___ EXTRACTED DATA

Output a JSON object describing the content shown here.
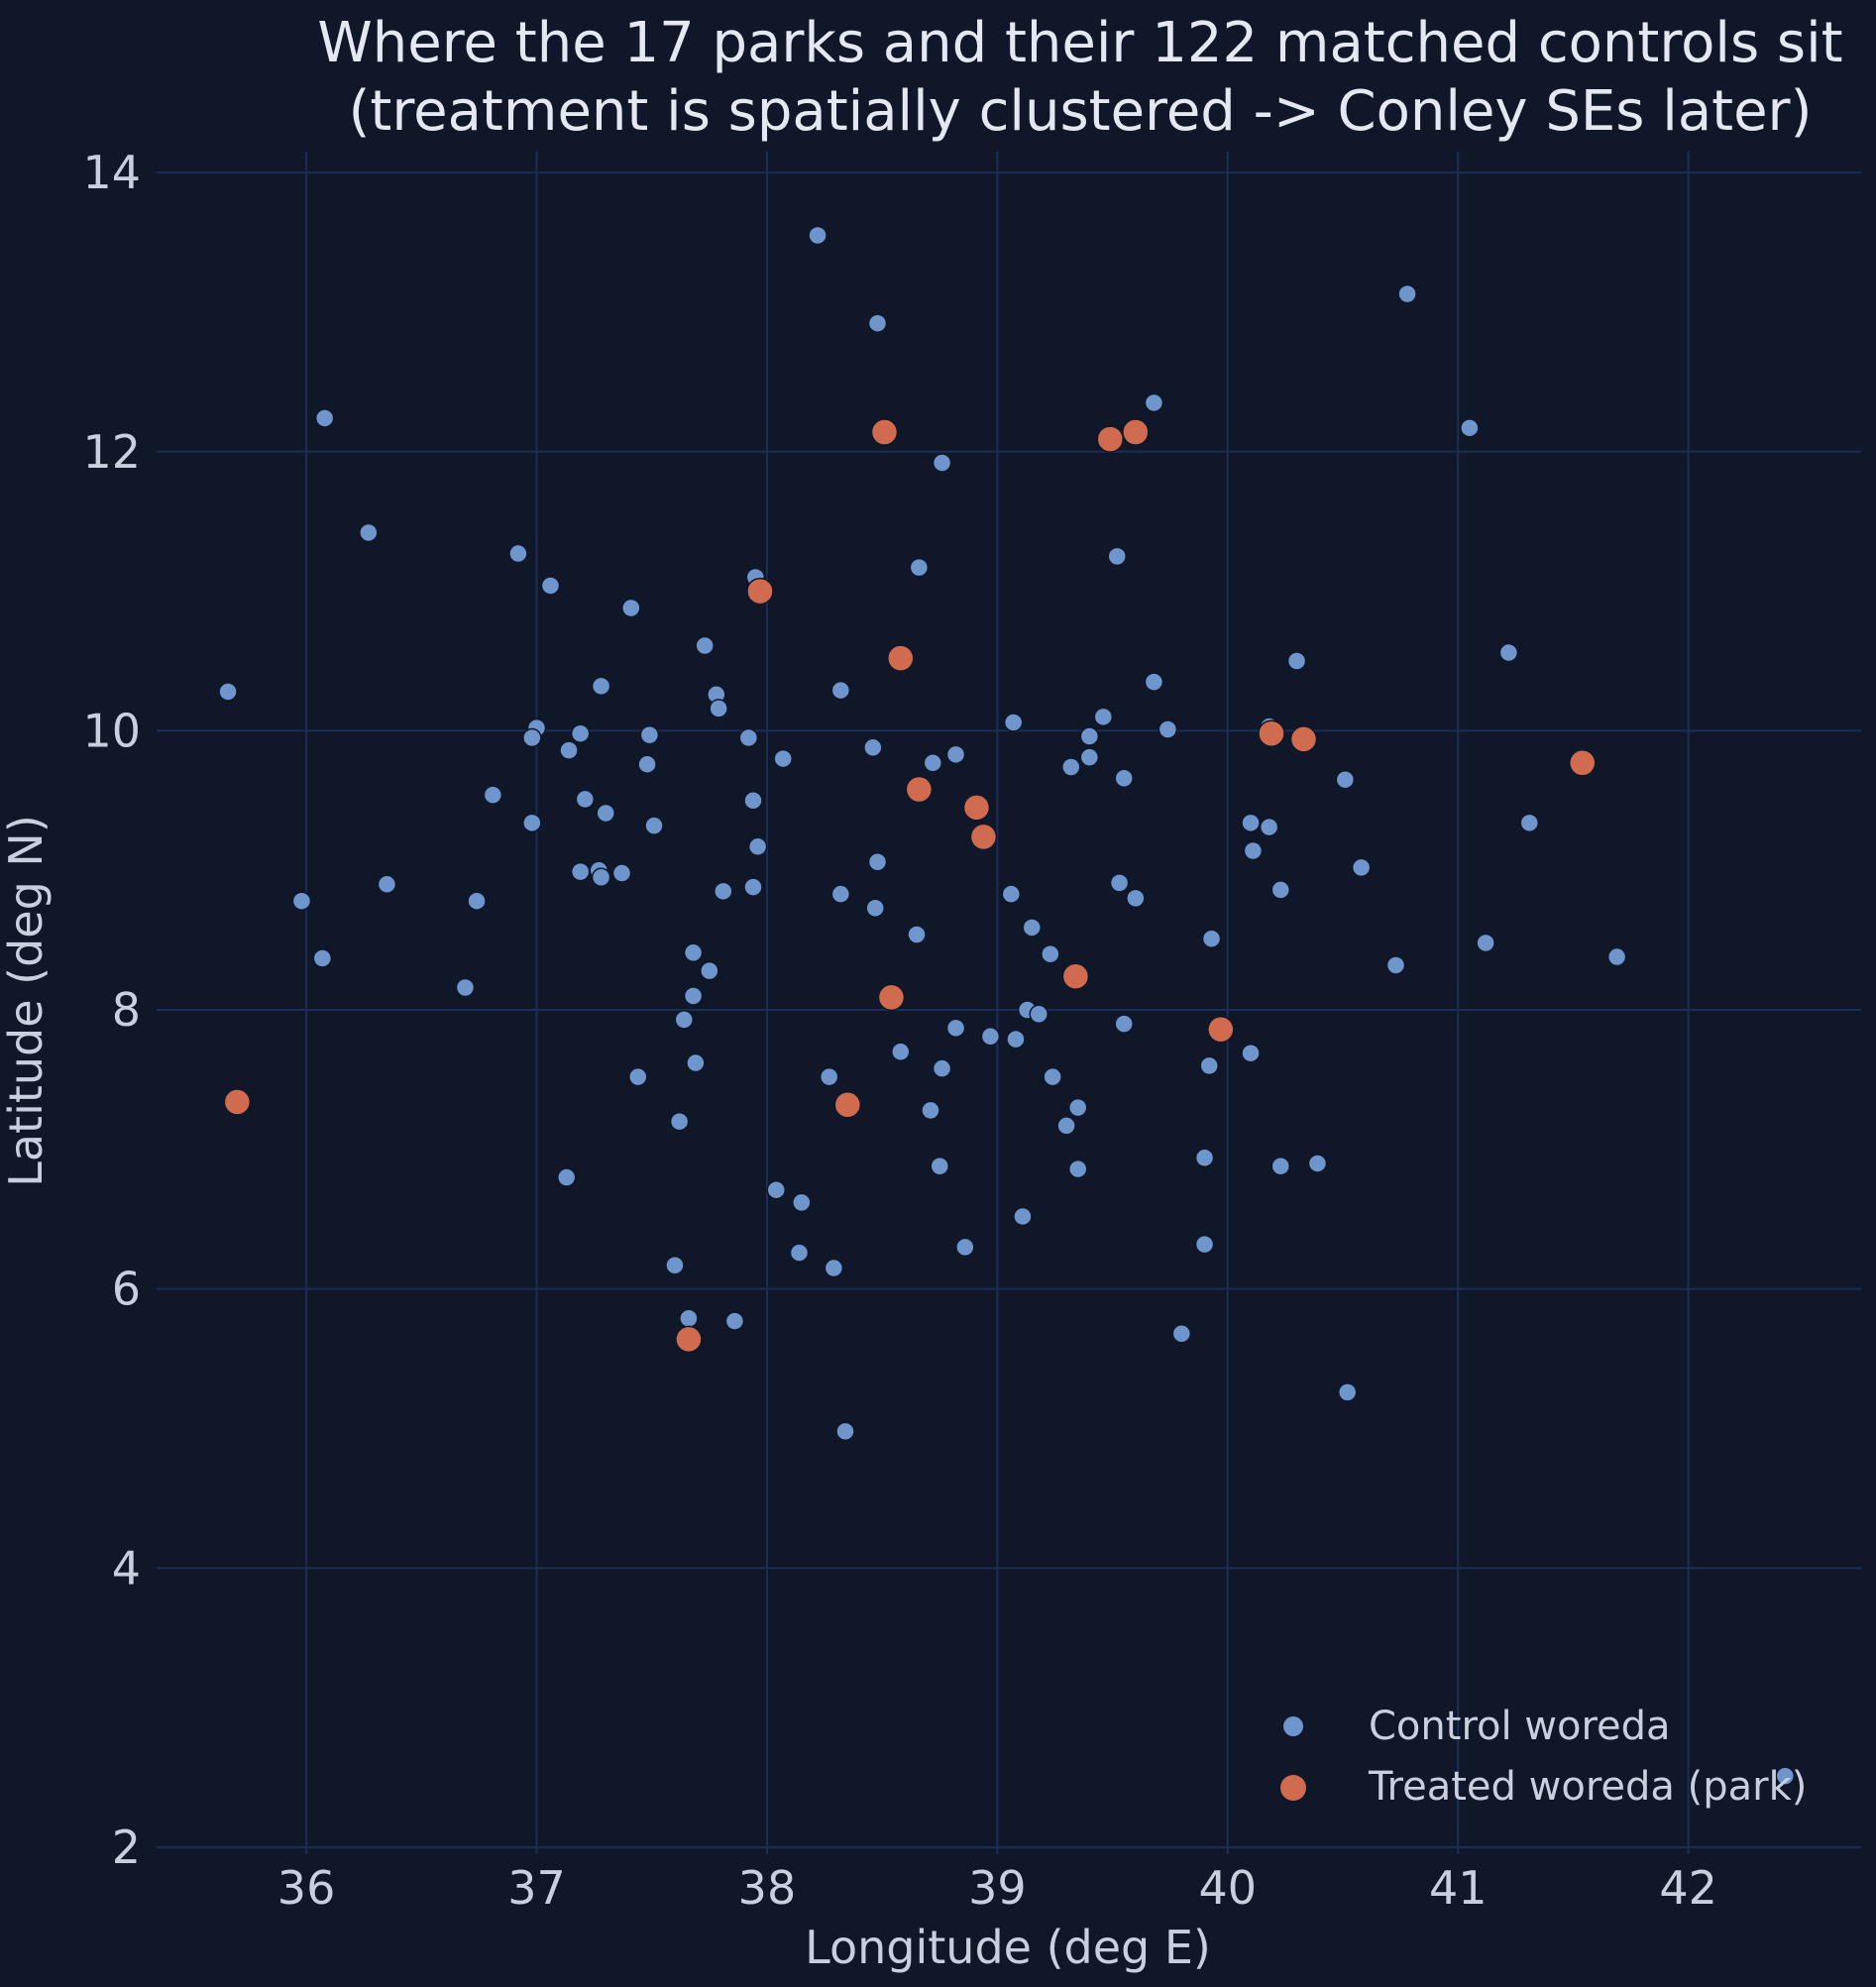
{
  "chart_data": {
    "type": "scatter",
    "title": "Where the 17 parks and their 122 matched controls sit",
    "subtitle": "(treatment is spatially clustered -> Conley SEs later)",
    "xlabel": "Longitude (deg E)",
    "ylabel": "Latitude (deg N)",
    "xlim": [
      35.35,
      42.75
    ],
    "ylim": [
      1.95,
      14.15
    ],
    "xticks": [
      36,
      37,
      38,
      39,
      40,
      41,
      42
    ],
    "yticks": [
      2,
      4,
      6,
      8,
      10,
      12,
      14
    ],
    "grid": true,
    "legend_placement": "lower-right",
    "background": "#0f1729",
    "grid_color": "#1e2d55",
    "series": [
      {
        "name": "Control woreda",
        "color": "#6e95cc",
        "points": [
          [
            38.22,
            13.55
          ],
          [
            40.78,
            13.13
          ],
          [
            38.48,
            12.92
          ],
          [
            36.08,
            12.24
          ],
          [
            39.68,
            12.35
          ],
          [
            41.05,
            12.17
          ],
          [
            38.76,
            11.92
          ],
          [
            36.27,
            11.42
          ],
          [
            36.92,
            11.27
          ],
          [
            39.52,
            11.25
          ],
          [
            38.66,
            11.17
          ],
          [
            37.95,
            11.1
          ],
          [
            37.06,
            11.04
          ],
          [
            37.41,
            10.88
          ],
          [
            37.73,
            10.61
          ],
          [
            41.22,
            10.56
          ],
          [
            40.3,
            10.5
          ],
          [
            39.68,
            10.35
          ],
          [
            37.28,
            10.32
          ],
          [
            35.66,
            10.28
          ],
          [
            38.32,
            10.29
          ],
          [
            37.78,
            10.26
          ],
          [
            37.79,
            10.16
          ],
          [
            39.46,
            10.1
          ],
          [
            39.07,
            10.06
          ],
          [
            40.18,
            10.03
          ],
          [
            37.0,
            10.02
          ],
          [
            39.74,
            10.01
          ],
          [
            37.19,
            9.98
          ],
          [
            37.49,
            9.97
          ],
          [
            36.98,
            9.95
          ],
          [
            39.4,
            9.96
          ],
          [
            37.92,
            9.95
          ],
          [
            38.46,
            9.88
          ],
          [
            37.14,
            9.86
          ],
          [
            38.82,
            9.83
          ],
          [
            39.4,
            9.81
          ],
          [
            38.07,
            9.8
          ],
          [
            38.72,
            9.77
          ],
          [
            37.48,
            9.76
          ],
          [
            39.32,
            9.74
          ],
          [
            39.55,
            9.66
          ],
          [
            40.51,
            9.65
          ],
          [
            36.81,
            9.54
          ],
          [
            37.21,
            9.51
          ],
          [
            37.94,
            9.5
          ],
          [
            37.3,
            9.41
          ],
          [
            40.1,
            9.34
          ],
          [
            41.31,
            9.34
          ],
          [
            36.98,
            9.34
          ],
          [
            37.51,
            9.32
          ],
          [
            40.18,
            9.31
          ],
          [
            37.96,
            9.17
          ],
          [
            40.11,
            9.14
          ],
          [
            38.48,
            9.06
          ],
          [
            40.58,
            9.02
          ],
          [
            37.19,
            8.99
          ],
          [
            37.27,
            9.0
          ],
          [
            37.37,
            8.98
          ],
          [
            37.28,
            8.95
          ],
          [
            36.35,
            8.9
          ],
          [
            39.53,
            8.91
          ],
          [
            37.94,
            8.88
          ],
          [
            37.81,
            8.85
          ],
          [
            38.32,
            8.83
          ],
          [
            40.23,
            8.86
          ],
          [
            39.06,
            8.83
          ],
          [
            39.6,
            8.8
          ],
          [
            35.98,
            8.78
          ],
          [
            36.74,
            8.78
          ],
          [
            38.47,
            8.73
          ],
          [
            39.15,
            8.59
          ],
          [
            38.65,
            8.54
          ],
          [
            39.93,
            8.51
          ],
          [
            41.12,
            8.48
          ],
          [
            37.68,
            8.41
          ],
          [
            39.23,
            8.4
          ],
          [
            41.69,
            8.38
          ],
          [
            36.07,
            8.37
          ],
          [
            40.73,
            8.32
          ],
          [
            37.75,
            8.28
          ],
          [
            36.69,
            8.16
          ],
          [
            37.68,
            8.1
          ],
          [
            39.13,
            8.0
          ],
          [
            39.18,
            7.97
          ],
          [
            37.64,
            7.93
          ],
          [
            39.55,
            7.9
          ],
          [
            38.82,
            7.87
          ],
          [
            38.97,
            7.81
          ],
          [
            39.08,
            7.79
          ],
          [
            40.1,
            7.69
          ],
          [
            38.58,
            7.7
          ],
          [
            37.69,
            7.62
          ],
          [
            38.76,
            7.58
          ],
          [
            39.92,
            7.6
          ],
          [
            37.44,
            7.52
          ],
          [
            38.27,
            7.52
          ],
          [
            39.24,
            7.52
          ],
          [
            39.35,
            7.3
          ],
          [
            38.71,
            7.28
          ],
          [
            37.62,
            7.2
          ],
          [
            39.3,
            7.17
          ],
          [
            39.9,
            6.94
          ],
          [
            40.39,
            6.9
          ],
          [
            40.23,
            6.88
          ],
          [
            38.75,
            6.88
          ],
          [
            39.35,
            6.86
          ],
          [
            37.13,
            6.8
          ],
          [
            38.04,
            6.71
          ],
          [
            38.15,
            6.62
          ],
          [
            39.11,
            6.52
          ],
          [
            39.9,
            6.32
          ],
          [
            38.86,
            6.3
          ],
          [
            38.14,
            6.26
          ],
          [
            38.29,
            6.15
          ],
          [
            37.6,
            6.17
          ],
          [
            37.66,
            5.79
          ],
          [
            37.86,
            5.77
          ],
          [
            39.8,
            5.68
          ],
          [
            40.52,
            5.26
          ],
          [
            38.34,
            4.98
          ],
          [
            42.42,
            2.51
          ]
        ]
      },
      {
        "name": "Treated woreda (park)",
        "color": "#d16b4f",
        "points": [
          [
            38.51,
            12.14
          ],
          [
            39.49,
            12.09
          ],
          [
            39.6,
            12.14
          ],
          [
            37.97,
            11.0
          ],
          [
            38.58,
            10.52
          ],
          [
            40.19,
            9.98
          ],
          [
            40.33,
            9.94
          ],
          [
            41.54,
            9.77
          ],
          [
            38.66,
            9.58
          ],
          [
            38.91,
            9.45
          ],
          [
            38.94,
            9.24
          ],
          [
            39.34,
            8.24
          ],
          [
            38.54,
            8.09
          ],
          [
            39.97,
            7.86
          ],
          [
            35.7,
            7.34
          ],
          [
            38.35,
            7.32
          ],
          [
            37.66,
            5.64
          ]
        ]
      }
    ]
  }
}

______

STATED EXERCISE
Give back every line exactly as it stands, pictures excluded.

RESPONSE
Output a JSON object describing the content shown here.
{
  "chart_data": {
    "type": "scatter",
    "title": "Where the 17 parks and their 122 matched controls sit",
    "subtitle": "(treatment is spatially clustered -> Conley SEs later)",
    "xlabel": "Longitude (deg E)",
    "ylabel": "Latitude (deg N)",
    "xlim": [
      35.35,
      42.75
    ],
    "ylim": [
      1.95,
      14.15
    ],
    "xticks": [
      36,
      37,
      38,
      39,
      40,
      41,
      42
    ],
    "yticks": [
      2,
      4,
      6,
      8,
      10,
      12,
      14
    ],
    "grid": true,
    "legend_placement": "lower-right",
    "background": "#0f1729",
    "grid_color": "#1e2d55",
    "series": [
      {
        "name": "Control woreda",
        "color": "#6e95cc",
        "points": [
          [
            38.22,
            13.55
          ],
          [
            40.78,
            13.13
          ],
          [
            38.48,
            12.92
          ],
          [
            36.08,
            12.24
          ],
          [
            39.68,
            12.35
          ],
          [
            41.05,
            12.17
          ],
          [
            38.76,
            11.92
          ],
          [
            36.27,
            11.42
          ],
          [
            36.92,
            11.27
          ],
          [
            39.52,
            11.25
          ],
          [
            38.66,
            11.17
          ],
          [
            37.95,
            11.1
          ],
          [
            37.06,
            11.04
          ],
          [
            37.41,
            10.88
          ],
          [
            37.73,
            10.61
          ],
          [
            41.22,
            10.56
          ],
          [
            40.3,
            10.5
          ],
          [
            39.68,
            10.35
          ],
          [
            37.28,
            10.32
          ],
          [
            35.66,
            10.28
          ],
          [
            38.32,
            10.29
          ],
          [
            37.78,
            10.26
          ],
          [
            37.79,
            10.16
          ],
          [
            39.46,
            10.1
          ],
          [
            39.07,
            10.06
          ],
          [
            40.18,
            10.03
          ],
          [
            37.0,
            10.02
          ],
          [
            39.74,
            10.01
          ],
          [
            37.19,
            9.98
          ],
          [
            37.49,
            9.97
          ],
          [
            36.98,
            9.95
          ],
          [
            39.4,
            9.96
          ],
          [
            37.92,
            9.95
          ],
          [
            38.46,
            9.88
          ],
          [
            37.14,
            9.86
          ],
          [
            38.82,
            9.83
          ],
          [
            39.4,
            9.81
          ],
          [
            38.07,
            9.8
          ],
          [
            38.72,
            9.77
          ],
          [
            37.48,
            9.76
          ],
          [
            39.32,
            9.74
          ],
          [
            39.55,
            9.66
          ],
          [
            40.51,
            9.65
          ],
          [
            36.81,
            9.54
          ],
          [
            37.21,
            9.51
          ],
          [
            37.94,
            9.5
          ],
          [
            37.3,
            9.41
          ],
          [
            40.1,
            9.34
          ],
          [
            41.31,
            9.34
          ],
          [
            36.98,
            9.34
          ],
          [
            37.51,
            9.32
          ],
          [
            40.18,
            9.31
          ],
          [
            37.96,
            9.17
          ],
          [
            40.11,
            9.14
          ],
          [
            38.48,
            9.06
          ],
          [
            40.58,
            9.02
          ],
          [
            37.19,
            8.99
          ],
          [
            37.27,
            9.0
          ],
          [
            37.37,
            8.98
          ],
          [
            37.28,
            8.95
          ],
          [
            36.35,
            8.9
          ],
          [
            39.53,
            8.91
          ],
          [
            37.94,
            8.88
          ],
          [
            37.81,
            8.85
          ],
          [
            38.32,
            8.83
          ],
          [
            40.23,
            8.86
          ],
          [
            39.06,
            8.83
          ],
          [
            39.6,
            8.8
          ],
          [
            35.98,
            8.78
          ],
          [
            36.74,
            8.78
          ],
          [
            38.47,
            8.73
          ],
          [
            39.15,
            8.59
          ],
          [
            38.65,
            8.54
          ],
          [
            39.93,
            8.51
          ],
          [
            41.12,
            8.48
          ],
          [
            37.68,
            8.41
          ],
          [
            39.23,
            8.4
          ],
          [
            41.69,
            8.38
          ],
          [
            36.07,
            8.37
          ],
          [
            40.73,
            8.32
          ],
          [
            37.75,
            8.28
          ],
          [
            36.69,
            8.16
          ],
          [
            37.68,
            8.1
          ],
          [
            39.13,
            8.0
          ],
          [
            39.18,
            7.97
          ],
          [
            37.64,
            7.93
          ],
          [
            39.55,
            7.9
          ],
          [
            38.82,
            7.87
          ],
          [
            38.97,
            7.81
          ],
          [
            39.08,
            7.79
          ],
          [
            40.1,
            7.69
          ],
          [
            38.58,
            7.7
          ],
          [
            37.69,
            7.62
          ],
          [
            38.76,
            7.58
          ],
          [
            39.92,
            7.6
          ],
          [
            37.44,
            7.52
          ],
          [
            38.27,
            7.52
          ],
          [
            39.24,
            7.52
          ],
          [
            39.35,
            7.3
          ],
          [
            38.71,
            7.28
          ],
          [
            37.62,
            7.2
          ],
          [
            39.3,
            7.17
          ],
          [
            39.9,
            6.94
          ],
          [
            40.39,
            6.9
          ],
          [
            40.23,
            6.88
          ],
          [
            38.75,
            6.88
          ],
          [
            39.35,
            6.86
          ],
          [
            37.13,
            6.8
          ],
          [
            38.04,
            6.71
          ],
          [
            38.15,
            6.62
          ],
          [
            39.11,
            6.52
          ],
          [
            39.9,
            6.32
          ],
          [
            38.86,
            6.3
          ],
          [
            38.14,
            6.26
          ],
          [
            38.29,
            6.15
          ],
          [
            37.6,
            6.17
          ],
          [
            37.66,
            5.79
          ],
          [
            37.86,
            5.77
          ],
          [
            39.8,
            5.68
          ],
          [
            40.52,
            5.26
          ],
          [
            38.34,
            4.98
          ],
          [
            42.42,
            2.51
          ]
        ]
      },
      {
        "name": "Treated woreda (park)",
        "color": "#d16b4f",
        "points": [
          [
            38.51,
            12.14
          ],
          [
            39.49,
            12.09
          ],
          [
            39.6,
            12.14
          ],
          [
            37.97,
            11.0
          ],
          [
            38.58,
            10.52
          ],
          [
            40.19,
            9.98
          ],
          [
            40.33,
            9.94
          ],
          [
            41.54,
            9.77
          ],
          [
            38.66,
            9.58
          ],
          [
            38.91,
            9.45
          ],
          [
            38.94,
            9.24
          ],
          [
            39.34,
            8.24
          ],
          [
            38.54,
            8.09
          ],
          [
            39.97,
            7.86
          ],
          [
            35.7,
            7.34
          ],
          [
            38.35,
            7.32
          ],
          [
            37.66,
            5.64
          ]
        ]
      }
    ]
  }
}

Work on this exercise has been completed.